Each entry below must be repeated word for word.

** Start of Records supplied **

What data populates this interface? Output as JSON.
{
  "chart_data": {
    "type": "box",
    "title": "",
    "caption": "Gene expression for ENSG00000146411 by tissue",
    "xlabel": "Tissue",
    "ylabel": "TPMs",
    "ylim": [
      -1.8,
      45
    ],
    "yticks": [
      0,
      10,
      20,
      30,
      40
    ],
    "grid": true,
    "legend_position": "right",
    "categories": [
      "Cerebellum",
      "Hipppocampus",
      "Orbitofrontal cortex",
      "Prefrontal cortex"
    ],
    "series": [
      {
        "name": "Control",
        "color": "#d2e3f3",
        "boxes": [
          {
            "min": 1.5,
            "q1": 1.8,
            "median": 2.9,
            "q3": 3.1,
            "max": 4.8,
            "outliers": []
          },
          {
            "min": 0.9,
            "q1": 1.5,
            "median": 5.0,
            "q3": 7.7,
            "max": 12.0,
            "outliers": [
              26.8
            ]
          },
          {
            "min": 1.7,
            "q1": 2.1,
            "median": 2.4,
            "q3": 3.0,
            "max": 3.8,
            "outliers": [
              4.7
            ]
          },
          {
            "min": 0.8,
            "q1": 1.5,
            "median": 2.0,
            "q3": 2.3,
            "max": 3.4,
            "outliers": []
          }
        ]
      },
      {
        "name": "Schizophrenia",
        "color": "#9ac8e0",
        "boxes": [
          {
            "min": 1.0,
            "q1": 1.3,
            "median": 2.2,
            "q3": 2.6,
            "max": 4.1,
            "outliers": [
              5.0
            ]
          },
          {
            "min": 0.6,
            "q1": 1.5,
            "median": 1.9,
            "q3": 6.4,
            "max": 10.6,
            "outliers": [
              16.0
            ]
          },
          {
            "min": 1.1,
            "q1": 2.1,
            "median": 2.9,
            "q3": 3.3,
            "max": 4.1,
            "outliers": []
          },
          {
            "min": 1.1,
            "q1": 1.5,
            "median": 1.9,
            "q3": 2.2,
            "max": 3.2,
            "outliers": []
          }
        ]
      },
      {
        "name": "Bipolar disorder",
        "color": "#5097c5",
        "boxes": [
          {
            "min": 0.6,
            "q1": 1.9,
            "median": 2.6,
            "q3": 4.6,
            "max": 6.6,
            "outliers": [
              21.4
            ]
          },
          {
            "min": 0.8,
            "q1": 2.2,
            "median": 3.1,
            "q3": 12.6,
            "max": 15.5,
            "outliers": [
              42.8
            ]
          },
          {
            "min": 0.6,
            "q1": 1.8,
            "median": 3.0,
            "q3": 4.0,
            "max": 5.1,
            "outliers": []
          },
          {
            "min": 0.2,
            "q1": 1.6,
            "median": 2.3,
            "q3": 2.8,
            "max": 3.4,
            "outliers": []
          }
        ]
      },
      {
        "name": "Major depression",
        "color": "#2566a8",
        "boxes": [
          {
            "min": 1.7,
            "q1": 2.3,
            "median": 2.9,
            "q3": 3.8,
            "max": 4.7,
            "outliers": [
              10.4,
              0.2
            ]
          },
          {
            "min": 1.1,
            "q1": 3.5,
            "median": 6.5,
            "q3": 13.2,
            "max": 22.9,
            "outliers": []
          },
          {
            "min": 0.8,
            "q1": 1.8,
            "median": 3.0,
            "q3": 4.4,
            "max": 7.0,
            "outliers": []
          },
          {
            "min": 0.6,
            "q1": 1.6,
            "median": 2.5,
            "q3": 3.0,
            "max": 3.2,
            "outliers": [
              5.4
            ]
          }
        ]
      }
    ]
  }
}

** End of Records supplied **

Response to the task:
What data populates this interface? Output as JSON.
{
  "chart_data": {
    "type": "box",
    "title": "",
    "caption": "Gene expression for ENSG00000146411 by tissue",
    "xlabel": "Tissue",
    "ylabel": "TPMs",
    "ylim": [
      -1.8,
      45
    ],
    "yticks": [
      0,
      10,
      20,
      30,
      40
    ],
    "grid": true,
    "legend_position": "right",
    "categories": [
      "Cerebellum",
      "Hipppocampus",
      "Orbitofrontal cortex",
      "Prefrontal cortex"
    ],
    "series": [
      {
        "name": "Control",
        "color": "#d2e3f3",
        "boxes": [
          {
            "min": 1.5,
            "q1": 1.8,
            "median": 2.9,
            "q3": 3.1,
            "max": 4.8,
            "outliers": []
          },
          {
            "min": 0.9,
            "q1": 1.5,
            "median": 5.0,
            "q3": 7.7,
            "max": 12.0,
            "outliers": [
              26.8
            ]
          },
          {
            "min": 1.7,
            "q1": 2.1,
            "median": 2.4,
            "q3": 3.0,
            "max": 3.8,
            "outliers": [
              4.7
            ]
          },
          {
            "min": 0.8,
            "q1": 1.5,
            "median": 2.0,
            "q3": 2.3,
            "max": 3.4,
            "outliers": []
          }
        ]
      },
      {
        "name": "Schizophrenia",
        "color": "#9ac8e0",
        "boxes": [
          {
            "min": 1.0,
            "q1": 1.3,
            "median": 2.2,
            "q3": 2.6,
            "max": 4.1,
            "outliers": [
              5.0
            ]
          },
          {
            "min": 0.6,
            "q1": 1.5,
            "median": 1.9,
            "q3": 6.4,
            "max": 10.6,
            "outliers": [
              16.0
            ]
          },
          {
            "min": 1.1,
            "q1": 2.1,
            "median": 2.9,
            "q3": 3.3,
            "max": 4.1,
            "outliers": []
          },
          {
            "min": 1.1,
            "q1": 1.5,
            "median": 1.9,
            "q3": 2.2,
            "max": 3.2,
            "outliers": []
          }
        ]
      },
      {
        "name": "Bipolar disorder",
        "color": "#5097c5",
        "boxes": [
          {
            "min": 0.6,
            "q1": 1.9,
            "median": 2.6,
            "q3": 4.6,
            "max": 6.6,
            "outliers": [
              21.4
            ]
          },
          {
            "min": 0.8,
            "q1": 2.2,
            "median": 3.1,
            "q3": 12.6,
            "max": 15.5,
            "outliers": [
              42.8
            ]
          },
          {
            "min": 0.6,
            "q1": 1.8,
            "median": 3.0,
            "q3": 4.0,
            "max": 5.1,
            "outliers": []
          },
          {
            "min": 0.2,
            "q1": 1.6,
            "median": 2.3,
            "q3": 2.8,
            "max": 3.4,
            "outliers": []
          }
        ]
      },
      {
        "name": "Major depression",
        "color": "#2566a8",
        "boxes": [
          {
            "min": 1.7,
            "q1": 2.3,
            "median": 2.9,
            "q3": 3.8,
            "max": 4.7,
            "outliers": [
              10.4,
              0.2
            ]
          },
          {
            "min": 1.1,
            "q1": 3.5,
            "median": 6.5,
            "q3": 13.2,
            "max": 22.9,
            "outliers": []
          },
          {
            "min": 0.8,
            "q1": 1.8,
            "median": 3.0,
            "q3": 4.4,
            "max": 7.0,
            "outliers": []
          },
          {
            "min": 0.6,
            "q1": 1.6,
            "median": 2.5,
            "q3": 3.0,
            "max": 3.2,
            "outliers": [
              5.4
            ]
          }
        ]
      }
    ]
  }
}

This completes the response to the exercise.